• [The task]: Report every line in the listing that contains the string "Natural".
══════
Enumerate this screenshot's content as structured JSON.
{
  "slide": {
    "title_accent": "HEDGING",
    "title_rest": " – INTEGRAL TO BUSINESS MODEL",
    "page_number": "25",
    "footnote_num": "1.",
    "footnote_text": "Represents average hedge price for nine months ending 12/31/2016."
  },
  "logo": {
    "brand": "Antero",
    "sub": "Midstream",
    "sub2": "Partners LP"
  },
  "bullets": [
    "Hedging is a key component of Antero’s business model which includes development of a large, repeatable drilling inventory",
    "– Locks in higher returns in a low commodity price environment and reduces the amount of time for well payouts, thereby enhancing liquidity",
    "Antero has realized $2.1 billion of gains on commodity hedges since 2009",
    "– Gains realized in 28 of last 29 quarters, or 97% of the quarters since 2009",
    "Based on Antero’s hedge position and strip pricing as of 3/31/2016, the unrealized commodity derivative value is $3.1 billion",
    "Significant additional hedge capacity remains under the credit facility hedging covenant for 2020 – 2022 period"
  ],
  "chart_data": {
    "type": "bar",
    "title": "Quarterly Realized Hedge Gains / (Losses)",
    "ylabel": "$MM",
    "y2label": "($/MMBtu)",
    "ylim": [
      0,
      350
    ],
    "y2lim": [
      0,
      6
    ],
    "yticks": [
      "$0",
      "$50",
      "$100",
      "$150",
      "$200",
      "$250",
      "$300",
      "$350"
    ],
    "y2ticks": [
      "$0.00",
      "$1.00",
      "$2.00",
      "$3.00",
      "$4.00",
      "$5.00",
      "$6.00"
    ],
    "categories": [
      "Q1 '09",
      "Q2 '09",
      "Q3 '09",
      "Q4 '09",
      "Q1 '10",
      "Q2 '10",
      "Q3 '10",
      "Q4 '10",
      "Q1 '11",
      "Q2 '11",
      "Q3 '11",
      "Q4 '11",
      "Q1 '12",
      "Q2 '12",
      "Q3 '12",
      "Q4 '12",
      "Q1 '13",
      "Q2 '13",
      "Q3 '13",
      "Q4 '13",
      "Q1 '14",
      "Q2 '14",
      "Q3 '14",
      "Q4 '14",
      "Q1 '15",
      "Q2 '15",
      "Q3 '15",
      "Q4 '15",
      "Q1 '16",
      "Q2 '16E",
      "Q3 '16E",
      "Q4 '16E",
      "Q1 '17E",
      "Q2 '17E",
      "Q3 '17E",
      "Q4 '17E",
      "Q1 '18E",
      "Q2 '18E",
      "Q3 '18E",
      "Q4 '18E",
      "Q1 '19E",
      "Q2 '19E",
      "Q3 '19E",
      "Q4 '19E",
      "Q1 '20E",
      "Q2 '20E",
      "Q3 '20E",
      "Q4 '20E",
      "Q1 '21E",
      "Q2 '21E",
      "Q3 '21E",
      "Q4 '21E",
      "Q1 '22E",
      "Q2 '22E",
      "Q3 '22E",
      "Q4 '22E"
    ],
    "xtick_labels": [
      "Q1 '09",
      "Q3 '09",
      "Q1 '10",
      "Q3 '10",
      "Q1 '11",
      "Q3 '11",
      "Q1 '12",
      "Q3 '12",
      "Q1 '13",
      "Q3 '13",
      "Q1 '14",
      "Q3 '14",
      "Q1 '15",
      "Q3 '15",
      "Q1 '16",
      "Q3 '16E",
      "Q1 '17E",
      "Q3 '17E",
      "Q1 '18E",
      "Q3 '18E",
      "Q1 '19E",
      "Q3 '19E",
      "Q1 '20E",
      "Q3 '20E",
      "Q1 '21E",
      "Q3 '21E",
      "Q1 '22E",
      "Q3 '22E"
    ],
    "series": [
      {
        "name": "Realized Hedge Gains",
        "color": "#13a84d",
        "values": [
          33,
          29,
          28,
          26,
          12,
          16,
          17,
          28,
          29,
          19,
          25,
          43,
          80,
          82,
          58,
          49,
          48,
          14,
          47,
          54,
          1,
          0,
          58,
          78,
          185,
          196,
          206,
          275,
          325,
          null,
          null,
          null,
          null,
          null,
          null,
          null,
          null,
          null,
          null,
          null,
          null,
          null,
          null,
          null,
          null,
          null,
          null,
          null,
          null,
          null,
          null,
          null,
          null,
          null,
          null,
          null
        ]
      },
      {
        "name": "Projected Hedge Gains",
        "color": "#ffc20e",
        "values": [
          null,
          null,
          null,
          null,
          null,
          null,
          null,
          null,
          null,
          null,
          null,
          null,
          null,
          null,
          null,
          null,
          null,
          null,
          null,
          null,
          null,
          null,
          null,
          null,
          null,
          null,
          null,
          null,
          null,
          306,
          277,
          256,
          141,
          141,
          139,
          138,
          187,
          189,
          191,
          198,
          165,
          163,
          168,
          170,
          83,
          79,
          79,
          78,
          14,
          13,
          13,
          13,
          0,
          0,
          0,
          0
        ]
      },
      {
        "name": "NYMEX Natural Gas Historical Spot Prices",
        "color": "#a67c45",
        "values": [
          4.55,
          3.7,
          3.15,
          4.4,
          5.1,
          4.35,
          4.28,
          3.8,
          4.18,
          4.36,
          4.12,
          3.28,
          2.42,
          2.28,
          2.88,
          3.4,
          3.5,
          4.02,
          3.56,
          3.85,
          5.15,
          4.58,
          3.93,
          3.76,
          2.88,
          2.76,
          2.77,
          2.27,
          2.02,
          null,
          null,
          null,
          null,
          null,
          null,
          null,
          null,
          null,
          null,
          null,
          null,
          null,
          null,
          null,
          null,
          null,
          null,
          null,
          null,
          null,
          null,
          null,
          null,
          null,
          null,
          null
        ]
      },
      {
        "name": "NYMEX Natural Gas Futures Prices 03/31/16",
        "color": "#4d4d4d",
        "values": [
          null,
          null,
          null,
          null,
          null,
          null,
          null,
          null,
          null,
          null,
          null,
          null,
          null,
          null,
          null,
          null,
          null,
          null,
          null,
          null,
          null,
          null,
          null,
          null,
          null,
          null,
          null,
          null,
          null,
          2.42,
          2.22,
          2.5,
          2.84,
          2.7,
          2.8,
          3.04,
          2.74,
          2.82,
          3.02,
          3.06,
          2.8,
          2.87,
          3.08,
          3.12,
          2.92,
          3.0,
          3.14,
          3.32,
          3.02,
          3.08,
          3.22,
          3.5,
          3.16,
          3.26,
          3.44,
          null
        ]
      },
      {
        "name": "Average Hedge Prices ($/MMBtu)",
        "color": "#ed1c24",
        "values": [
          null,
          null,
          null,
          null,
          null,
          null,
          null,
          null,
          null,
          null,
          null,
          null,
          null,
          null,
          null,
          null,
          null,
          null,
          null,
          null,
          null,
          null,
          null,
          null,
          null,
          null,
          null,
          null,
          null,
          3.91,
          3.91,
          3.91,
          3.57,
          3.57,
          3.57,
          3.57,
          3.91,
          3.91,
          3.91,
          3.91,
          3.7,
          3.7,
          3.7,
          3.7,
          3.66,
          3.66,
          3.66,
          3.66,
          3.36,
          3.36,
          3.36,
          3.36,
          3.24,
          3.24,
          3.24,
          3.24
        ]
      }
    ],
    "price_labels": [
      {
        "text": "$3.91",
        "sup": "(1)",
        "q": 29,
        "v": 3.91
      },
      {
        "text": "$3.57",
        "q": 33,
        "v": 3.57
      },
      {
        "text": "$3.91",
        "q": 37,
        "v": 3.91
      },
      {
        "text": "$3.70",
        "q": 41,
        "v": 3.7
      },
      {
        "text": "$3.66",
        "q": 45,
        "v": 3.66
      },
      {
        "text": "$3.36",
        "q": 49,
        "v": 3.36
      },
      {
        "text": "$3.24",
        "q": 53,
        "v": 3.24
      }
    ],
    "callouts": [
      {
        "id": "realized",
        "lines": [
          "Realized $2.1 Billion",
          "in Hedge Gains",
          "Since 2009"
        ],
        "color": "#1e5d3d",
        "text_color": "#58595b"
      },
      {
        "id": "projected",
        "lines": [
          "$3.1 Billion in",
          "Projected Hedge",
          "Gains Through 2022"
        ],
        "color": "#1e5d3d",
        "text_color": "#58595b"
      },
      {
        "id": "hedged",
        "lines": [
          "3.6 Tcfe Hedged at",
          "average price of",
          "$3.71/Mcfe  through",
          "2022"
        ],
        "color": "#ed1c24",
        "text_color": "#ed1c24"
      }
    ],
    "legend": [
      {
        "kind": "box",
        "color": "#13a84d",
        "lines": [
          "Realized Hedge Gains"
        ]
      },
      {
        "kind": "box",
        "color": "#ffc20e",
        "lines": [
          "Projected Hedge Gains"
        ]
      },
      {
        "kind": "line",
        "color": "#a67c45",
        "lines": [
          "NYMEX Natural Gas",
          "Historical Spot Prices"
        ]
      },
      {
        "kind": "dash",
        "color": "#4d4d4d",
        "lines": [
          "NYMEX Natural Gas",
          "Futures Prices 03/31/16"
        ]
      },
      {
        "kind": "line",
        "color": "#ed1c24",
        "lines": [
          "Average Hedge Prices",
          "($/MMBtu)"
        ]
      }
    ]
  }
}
══════
• [Task answer]:
        "name": "NYMEX Natural Gas Historical Spot Prices",
        "name": "NYMEX Natural Gas Futures Prices 03/31/16",
          "NYMEX Natural Gas",
          "NYMEX Natural Gas",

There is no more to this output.